§ WHAT IS NEEDED:
Print the listing below in its entirety, character for character.
— START MATERIAL SHOWN —
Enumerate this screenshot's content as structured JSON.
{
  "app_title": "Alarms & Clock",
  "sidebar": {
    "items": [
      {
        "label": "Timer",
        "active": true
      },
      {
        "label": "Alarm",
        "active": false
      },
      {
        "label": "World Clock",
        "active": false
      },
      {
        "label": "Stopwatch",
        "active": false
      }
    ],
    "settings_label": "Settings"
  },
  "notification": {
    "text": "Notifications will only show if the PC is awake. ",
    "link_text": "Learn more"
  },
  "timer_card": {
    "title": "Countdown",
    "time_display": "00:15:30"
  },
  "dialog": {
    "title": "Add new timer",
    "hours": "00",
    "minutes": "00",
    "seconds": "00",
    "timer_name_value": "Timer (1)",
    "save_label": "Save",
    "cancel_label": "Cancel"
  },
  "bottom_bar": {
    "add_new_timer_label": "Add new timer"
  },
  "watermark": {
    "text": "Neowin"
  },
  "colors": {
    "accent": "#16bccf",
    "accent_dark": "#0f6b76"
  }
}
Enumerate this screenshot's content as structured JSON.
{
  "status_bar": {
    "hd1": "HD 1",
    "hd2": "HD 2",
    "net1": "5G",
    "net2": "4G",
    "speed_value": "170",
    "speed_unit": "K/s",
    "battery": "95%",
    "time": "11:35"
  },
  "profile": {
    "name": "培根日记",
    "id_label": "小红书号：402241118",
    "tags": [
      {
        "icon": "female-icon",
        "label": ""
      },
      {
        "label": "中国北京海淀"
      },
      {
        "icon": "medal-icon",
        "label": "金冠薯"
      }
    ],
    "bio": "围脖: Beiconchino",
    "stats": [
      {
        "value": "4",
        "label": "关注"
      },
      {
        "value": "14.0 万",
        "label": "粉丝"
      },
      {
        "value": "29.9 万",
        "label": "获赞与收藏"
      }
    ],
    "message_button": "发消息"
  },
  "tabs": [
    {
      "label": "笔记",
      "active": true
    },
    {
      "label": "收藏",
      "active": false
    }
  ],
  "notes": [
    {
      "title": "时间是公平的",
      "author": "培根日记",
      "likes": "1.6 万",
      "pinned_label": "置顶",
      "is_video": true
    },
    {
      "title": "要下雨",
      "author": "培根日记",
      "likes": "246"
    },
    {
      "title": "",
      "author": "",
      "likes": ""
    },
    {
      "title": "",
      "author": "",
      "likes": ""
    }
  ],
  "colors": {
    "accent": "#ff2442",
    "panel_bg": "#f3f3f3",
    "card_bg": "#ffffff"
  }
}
— END MATERIAL SHOWN —
§ THE ANSWER:
Enumerate this screenshot's content as structured JSON.
{
  "app_title": "Alarms & Clock",
  "sidebar": {
    "items": [
      {
        "label": "Timer",
        "active": true
      },
      {
        "label": "Alarm",
        "active": false
      },
      {
        "label": "World Clock",
        "active": false
      },
      {
        "label": "Stopwatch",
        "active": false
      }
    ],
    "settings_label": "Settings"
  },
  "notification": {
    "text": "Notifications will only show if the PC is awake. ",
    "link_text": "Learn more"
  },
  "timer_card": {
    "title": "Countdown",
    "time_display": "00:15:30"
  },
  "dialog": {
    "title": "Add new timer",
    "hours": "00",
    "minutes": "00",
    "seconds": "00",
    "timer_name_value": "Timer (1)",
    "save_label": "Save",
    "cancel_label": "Cancel"
  },
  "bottom_bar": {
    "add_new_timer_label": "Add new timer"
  },
  "watermark": {
    "text": "Neowin"
  },
  "colors": {
    "accent": "#16bccf",
    "accent_dark": "#0f6b76"
  }
}
Enumerate this screenshot's content as structured JSON.
{
  "status_bar": {
    "hd1": "HD 1",
    "hd2": "HD 2",
    "net1": "5G",
    "net2": "4G",
    "speed_value": "170",
    "speed_unit": "K/s",
    "battery": "95%",
    "time": "11:35"
  },
  "profile": {
    "name": "培根日记",
    "id_label": "小红书号：402241118",
    "tags": [
      {
        "icon": "female-icon",
        "label": ""
      },
      {
        "label": "中国北京海淀"
      },
      {
        "icon": "medal-icon",
        "label": "金冠薯"
      }
    ],
    "bio": "围脖: Beiconchino",
    "stats": [
      {
        "value": "4",
        "label": "关注"
      },
      {
        "value": "14.0 万",
        "label": "粉丝"
      },
      {
        "value": "29.9 万",
        "label": "获赞与收藏"
      }
    ],
    "message_button": "发消息"
  },
  "tabs": [
    {
      "label": "笔记",
      "active": true
    },
    {
      "label": "收藏",
      "active": false
    }
  ],
  "notes": [
    {
      "title": "时间是公平的",
      "author": "培根日记",
      "likes": "1.6 万",
      "pinned_label": "置顶",
      "is_video": true
    },
    {
      "title": "要下雨",
      "author": "培根日记",
      "likes": "246"
    },
    {
      "title": "",
      "author": "",
      "likes": ""
    },
    {
      "title": "",
      "author": "",
      "likes": ""
    }
  ],
  "colors": {
    "accent": "#ff2442",
    "panel_bg": "#f3f3f3",
    "card_bg": "#ffffff"
  }
}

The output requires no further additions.